> What the task asks
Wherever the word "JSON" shows up in a line, please copy that line.

start Record extracts

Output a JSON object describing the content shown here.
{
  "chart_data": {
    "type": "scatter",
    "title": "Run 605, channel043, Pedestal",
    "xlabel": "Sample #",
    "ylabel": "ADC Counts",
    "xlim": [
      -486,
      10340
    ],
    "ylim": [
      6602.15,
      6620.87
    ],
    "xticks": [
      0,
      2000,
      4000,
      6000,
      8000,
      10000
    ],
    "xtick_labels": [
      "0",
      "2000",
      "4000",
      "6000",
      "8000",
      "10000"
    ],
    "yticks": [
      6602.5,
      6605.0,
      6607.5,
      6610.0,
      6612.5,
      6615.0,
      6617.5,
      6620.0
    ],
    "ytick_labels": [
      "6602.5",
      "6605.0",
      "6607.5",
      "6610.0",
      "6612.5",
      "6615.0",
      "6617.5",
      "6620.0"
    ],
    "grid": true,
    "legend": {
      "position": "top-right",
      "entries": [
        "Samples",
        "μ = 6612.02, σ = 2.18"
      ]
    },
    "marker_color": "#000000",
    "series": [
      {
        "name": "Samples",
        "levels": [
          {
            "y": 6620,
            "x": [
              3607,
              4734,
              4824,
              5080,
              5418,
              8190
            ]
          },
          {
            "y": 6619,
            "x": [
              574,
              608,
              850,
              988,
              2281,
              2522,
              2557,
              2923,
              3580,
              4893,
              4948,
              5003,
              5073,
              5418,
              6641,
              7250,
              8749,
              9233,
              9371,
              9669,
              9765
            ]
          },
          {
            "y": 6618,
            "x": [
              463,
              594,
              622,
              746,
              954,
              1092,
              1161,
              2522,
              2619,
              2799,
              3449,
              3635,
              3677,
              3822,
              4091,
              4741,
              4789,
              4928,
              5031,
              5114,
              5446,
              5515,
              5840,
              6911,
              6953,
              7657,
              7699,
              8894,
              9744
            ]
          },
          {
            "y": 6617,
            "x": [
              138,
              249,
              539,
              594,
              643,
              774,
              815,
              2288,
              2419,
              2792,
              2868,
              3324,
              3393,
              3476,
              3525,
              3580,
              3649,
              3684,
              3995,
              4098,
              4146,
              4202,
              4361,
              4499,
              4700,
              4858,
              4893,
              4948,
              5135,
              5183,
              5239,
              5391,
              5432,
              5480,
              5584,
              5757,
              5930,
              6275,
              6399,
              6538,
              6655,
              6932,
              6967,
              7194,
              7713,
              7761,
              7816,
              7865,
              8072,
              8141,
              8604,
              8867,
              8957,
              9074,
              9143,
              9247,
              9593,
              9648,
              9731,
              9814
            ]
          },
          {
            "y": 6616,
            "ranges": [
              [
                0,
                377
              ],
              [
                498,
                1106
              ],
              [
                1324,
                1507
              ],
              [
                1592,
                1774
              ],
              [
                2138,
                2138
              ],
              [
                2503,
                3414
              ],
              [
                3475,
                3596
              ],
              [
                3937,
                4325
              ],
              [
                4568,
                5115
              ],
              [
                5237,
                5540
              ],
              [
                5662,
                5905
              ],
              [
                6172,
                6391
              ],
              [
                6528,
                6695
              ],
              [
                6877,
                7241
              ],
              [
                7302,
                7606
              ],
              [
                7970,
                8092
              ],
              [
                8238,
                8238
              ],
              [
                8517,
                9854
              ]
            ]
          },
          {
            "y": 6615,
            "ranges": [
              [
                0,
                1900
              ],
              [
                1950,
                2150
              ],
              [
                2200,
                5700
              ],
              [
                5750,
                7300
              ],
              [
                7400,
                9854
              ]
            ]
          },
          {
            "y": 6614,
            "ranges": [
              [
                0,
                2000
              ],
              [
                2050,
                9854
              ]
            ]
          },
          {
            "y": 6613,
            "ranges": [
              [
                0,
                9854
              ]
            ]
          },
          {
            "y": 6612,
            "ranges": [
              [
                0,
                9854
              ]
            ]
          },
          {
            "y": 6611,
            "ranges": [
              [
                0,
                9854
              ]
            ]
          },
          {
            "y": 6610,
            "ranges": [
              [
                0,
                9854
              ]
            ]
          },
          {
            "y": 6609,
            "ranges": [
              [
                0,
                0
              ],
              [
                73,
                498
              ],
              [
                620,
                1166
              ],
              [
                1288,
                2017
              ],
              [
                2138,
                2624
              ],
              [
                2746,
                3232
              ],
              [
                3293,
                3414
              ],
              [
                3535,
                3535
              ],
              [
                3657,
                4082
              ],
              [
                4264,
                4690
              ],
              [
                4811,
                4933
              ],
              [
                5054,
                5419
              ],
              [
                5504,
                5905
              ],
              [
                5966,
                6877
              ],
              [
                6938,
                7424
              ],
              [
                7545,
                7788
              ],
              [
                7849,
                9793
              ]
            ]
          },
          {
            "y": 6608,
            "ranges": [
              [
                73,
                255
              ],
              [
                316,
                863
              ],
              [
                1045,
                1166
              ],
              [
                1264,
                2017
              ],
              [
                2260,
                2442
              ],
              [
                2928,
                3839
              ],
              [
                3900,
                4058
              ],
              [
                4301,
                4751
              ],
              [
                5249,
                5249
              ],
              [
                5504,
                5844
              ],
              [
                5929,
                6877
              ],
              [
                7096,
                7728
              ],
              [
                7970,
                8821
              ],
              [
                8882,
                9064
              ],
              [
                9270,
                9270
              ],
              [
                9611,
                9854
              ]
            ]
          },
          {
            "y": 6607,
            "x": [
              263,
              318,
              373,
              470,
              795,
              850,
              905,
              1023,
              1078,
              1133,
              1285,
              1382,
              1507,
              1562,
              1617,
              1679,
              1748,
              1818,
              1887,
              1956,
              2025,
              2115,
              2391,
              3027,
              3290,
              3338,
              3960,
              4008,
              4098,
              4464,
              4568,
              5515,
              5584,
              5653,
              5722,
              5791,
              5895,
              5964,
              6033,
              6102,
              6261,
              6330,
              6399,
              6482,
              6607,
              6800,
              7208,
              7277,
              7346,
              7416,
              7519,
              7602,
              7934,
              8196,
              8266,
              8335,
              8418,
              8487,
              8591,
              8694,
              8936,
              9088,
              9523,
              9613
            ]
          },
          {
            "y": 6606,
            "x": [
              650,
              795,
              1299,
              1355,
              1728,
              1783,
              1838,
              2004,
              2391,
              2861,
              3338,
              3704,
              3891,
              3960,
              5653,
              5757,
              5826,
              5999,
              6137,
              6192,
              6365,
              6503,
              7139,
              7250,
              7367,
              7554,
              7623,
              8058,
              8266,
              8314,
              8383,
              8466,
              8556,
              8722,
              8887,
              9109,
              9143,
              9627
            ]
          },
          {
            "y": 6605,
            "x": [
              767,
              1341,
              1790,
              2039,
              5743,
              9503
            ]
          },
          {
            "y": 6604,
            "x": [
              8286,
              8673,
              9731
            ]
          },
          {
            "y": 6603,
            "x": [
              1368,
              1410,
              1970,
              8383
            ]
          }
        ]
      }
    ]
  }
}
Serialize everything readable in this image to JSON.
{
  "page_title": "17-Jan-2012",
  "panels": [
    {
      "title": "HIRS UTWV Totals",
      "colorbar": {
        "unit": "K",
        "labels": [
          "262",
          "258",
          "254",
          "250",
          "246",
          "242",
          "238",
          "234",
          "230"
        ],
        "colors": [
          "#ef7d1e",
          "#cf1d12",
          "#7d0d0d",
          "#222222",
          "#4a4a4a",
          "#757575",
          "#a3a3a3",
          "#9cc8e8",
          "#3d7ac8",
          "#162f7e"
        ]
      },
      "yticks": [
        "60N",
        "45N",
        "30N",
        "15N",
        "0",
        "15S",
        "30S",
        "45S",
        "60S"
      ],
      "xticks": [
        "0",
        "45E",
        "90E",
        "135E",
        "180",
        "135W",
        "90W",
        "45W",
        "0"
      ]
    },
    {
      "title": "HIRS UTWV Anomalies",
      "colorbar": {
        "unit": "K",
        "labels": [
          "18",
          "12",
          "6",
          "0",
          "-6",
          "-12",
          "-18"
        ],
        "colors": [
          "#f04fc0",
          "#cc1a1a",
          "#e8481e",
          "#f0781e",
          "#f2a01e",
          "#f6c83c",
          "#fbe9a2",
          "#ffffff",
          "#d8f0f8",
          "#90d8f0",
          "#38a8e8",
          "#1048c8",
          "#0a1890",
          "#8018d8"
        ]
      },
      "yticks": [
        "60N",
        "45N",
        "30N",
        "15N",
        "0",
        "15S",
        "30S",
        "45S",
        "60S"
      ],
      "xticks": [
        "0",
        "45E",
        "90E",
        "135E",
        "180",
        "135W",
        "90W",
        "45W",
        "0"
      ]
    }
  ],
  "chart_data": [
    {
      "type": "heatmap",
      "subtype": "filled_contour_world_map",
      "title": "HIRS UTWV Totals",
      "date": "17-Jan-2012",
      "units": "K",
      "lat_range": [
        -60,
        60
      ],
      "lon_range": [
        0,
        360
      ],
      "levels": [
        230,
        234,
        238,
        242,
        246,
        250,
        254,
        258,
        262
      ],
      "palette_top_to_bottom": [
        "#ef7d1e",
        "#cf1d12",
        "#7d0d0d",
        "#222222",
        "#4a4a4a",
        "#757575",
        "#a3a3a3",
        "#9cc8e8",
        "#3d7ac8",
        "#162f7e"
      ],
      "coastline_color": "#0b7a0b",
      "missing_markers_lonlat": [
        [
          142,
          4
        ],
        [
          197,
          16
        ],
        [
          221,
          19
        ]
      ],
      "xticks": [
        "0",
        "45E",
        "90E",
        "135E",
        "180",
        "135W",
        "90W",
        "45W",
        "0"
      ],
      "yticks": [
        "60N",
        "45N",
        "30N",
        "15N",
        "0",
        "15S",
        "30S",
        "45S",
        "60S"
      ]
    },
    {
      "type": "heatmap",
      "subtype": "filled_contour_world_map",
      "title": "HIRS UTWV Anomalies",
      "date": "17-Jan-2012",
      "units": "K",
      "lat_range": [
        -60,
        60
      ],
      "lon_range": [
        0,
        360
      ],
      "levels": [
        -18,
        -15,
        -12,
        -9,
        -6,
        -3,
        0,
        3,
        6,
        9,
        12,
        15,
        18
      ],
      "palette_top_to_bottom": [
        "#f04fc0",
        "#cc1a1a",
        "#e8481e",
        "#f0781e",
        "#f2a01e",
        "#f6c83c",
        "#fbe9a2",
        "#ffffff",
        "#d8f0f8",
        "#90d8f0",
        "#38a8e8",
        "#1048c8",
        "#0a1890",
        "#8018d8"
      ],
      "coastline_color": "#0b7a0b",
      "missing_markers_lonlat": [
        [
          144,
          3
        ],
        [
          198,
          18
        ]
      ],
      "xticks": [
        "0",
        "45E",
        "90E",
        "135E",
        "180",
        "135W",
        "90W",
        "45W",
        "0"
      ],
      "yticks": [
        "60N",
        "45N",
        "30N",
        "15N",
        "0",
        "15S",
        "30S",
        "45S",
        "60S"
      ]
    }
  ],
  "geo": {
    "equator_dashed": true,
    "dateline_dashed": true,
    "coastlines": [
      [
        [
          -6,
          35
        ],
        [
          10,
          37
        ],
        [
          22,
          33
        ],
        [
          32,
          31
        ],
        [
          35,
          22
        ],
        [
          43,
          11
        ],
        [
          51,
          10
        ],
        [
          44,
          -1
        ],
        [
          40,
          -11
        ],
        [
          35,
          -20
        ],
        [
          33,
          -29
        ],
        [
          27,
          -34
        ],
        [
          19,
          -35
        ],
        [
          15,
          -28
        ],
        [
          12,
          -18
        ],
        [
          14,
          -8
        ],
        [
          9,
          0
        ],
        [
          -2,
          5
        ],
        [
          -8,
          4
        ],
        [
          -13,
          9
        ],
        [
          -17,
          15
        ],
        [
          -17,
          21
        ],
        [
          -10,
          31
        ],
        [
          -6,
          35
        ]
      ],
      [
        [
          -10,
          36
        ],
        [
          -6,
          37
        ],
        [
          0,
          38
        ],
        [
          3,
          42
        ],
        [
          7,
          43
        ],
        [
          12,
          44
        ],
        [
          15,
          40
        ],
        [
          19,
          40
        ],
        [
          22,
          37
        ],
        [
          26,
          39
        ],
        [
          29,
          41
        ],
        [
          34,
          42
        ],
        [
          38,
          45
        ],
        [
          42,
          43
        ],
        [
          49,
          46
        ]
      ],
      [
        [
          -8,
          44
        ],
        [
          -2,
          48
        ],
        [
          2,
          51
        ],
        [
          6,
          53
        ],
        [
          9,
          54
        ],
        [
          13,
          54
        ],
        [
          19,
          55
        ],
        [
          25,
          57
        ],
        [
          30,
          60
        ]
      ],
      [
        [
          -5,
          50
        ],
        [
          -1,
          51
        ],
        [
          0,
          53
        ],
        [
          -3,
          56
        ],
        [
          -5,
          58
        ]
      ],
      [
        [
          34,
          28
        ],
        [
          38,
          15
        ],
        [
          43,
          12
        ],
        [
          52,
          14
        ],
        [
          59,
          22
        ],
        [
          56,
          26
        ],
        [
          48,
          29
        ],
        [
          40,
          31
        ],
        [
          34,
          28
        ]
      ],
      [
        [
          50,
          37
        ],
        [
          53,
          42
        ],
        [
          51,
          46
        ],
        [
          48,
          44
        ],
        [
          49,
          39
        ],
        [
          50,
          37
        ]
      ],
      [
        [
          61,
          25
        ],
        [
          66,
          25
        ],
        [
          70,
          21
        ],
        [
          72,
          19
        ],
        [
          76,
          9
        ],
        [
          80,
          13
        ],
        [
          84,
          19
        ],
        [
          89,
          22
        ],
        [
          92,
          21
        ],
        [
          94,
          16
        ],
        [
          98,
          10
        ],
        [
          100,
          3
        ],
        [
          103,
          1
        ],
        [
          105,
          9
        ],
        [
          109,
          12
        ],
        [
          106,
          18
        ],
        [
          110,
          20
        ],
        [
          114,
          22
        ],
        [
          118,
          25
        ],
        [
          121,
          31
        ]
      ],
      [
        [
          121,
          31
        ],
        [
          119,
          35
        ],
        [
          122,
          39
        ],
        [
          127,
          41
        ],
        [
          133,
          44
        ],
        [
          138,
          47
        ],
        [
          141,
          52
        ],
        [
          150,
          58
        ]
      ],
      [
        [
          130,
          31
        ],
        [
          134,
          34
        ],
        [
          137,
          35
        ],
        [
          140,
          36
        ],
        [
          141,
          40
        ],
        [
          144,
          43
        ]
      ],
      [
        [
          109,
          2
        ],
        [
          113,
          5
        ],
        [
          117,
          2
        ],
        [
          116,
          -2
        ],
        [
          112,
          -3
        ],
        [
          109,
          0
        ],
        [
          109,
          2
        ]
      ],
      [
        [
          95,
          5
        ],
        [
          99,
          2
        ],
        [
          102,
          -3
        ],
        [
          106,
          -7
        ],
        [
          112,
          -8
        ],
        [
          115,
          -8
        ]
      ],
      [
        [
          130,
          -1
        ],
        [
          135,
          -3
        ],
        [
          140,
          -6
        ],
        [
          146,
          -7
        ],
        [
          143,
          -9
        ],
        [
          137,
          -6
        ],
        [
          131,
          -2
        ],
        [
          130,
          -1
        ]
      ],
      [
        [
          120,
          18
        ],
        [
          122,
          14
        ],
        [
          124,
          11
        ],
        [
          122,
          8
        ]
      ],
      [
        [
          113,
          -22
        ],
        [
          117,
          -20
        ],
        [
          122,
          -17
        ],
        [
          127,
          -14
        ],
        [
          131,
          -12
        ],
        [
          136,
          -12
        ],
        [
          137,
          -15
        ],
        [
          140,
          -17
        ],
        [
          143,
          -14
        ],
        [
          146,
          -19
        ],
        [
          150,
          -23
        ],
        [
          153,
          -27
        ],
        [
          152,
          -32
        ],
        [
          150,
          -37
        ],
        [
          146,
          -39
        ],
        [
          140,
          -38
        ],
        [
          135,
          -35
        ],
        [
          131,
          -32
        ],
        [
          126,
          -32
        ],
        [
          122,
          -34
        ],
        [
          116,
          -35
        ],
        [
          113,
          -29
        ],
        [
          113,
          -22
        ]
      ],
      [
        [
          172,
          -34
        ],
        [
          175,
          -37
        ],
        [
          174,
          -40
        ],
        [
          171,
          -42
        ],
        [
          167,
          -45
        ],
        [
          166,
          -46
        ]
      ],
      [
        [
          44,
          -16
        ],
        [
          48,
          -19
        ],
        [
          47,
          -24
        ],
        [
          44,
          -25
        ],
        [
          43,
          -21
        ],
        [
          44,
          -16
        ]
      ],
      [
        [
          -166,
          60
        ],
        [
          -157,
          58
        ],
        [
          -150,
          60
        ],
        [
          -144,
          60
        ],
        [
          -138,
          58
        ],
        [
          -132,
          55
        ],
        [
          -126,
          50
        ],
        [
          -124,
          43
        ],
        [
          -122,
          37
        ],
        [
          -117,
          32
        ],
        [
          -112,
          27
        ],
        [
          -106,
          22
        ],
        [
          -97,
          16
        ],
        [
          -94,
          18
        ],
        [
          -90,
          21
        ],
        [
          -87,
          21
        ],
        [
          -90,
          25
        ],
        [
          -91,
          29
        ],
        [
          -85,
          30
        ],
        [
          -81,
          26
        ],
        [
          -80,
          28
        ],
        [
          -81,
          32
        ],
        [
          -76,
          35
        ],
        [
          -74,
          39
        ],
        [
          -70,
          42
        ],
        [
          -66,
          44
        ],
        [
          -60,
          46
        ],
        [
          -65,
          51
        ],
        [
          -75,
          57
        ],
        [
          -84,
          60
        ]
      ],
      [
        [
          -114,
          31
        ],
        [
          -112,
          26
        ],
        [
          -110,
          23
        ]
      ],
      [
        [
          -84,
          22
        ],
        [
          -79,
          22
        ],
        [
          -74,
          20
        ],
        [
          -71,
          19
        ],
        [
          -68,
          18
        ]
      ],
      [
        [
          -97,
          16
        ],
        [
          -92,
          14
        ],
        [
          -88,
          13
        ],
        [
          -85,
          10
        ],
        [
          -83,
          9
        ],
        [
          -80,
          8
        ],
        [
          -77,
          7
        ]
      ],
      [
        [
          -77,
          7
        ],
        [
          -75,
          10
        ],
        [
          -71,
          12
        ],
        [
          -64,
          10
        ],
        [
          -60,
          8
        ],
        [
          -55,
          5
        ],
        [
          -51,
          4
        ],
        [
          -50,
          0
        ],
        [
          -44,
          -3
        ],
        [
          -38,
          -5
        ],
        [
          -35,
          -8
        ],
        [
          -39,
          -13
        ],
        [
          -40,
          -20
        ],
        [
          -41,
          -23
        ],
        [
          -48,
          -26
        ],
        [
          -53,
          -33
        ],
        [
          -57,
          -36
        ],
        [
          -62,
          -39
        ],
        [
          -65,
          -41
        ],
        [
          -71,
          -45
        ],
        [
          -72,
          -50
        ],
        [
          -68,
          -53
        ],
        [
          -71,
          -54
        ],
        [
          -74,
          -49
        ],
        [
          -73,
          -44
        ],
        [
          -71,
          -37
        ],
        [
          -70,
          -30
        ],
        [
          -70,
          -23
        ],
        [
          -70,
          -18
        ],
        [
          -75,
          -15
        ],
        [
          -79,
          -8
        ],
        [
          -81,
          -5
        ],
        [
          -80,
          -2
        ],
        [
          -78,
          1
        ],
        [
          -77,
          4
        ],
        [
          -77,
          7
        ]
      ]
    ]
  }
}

end Record extracts

> The reply
Output a JSON object describing the content shown here.
Serialize everything readable in this image to JSON.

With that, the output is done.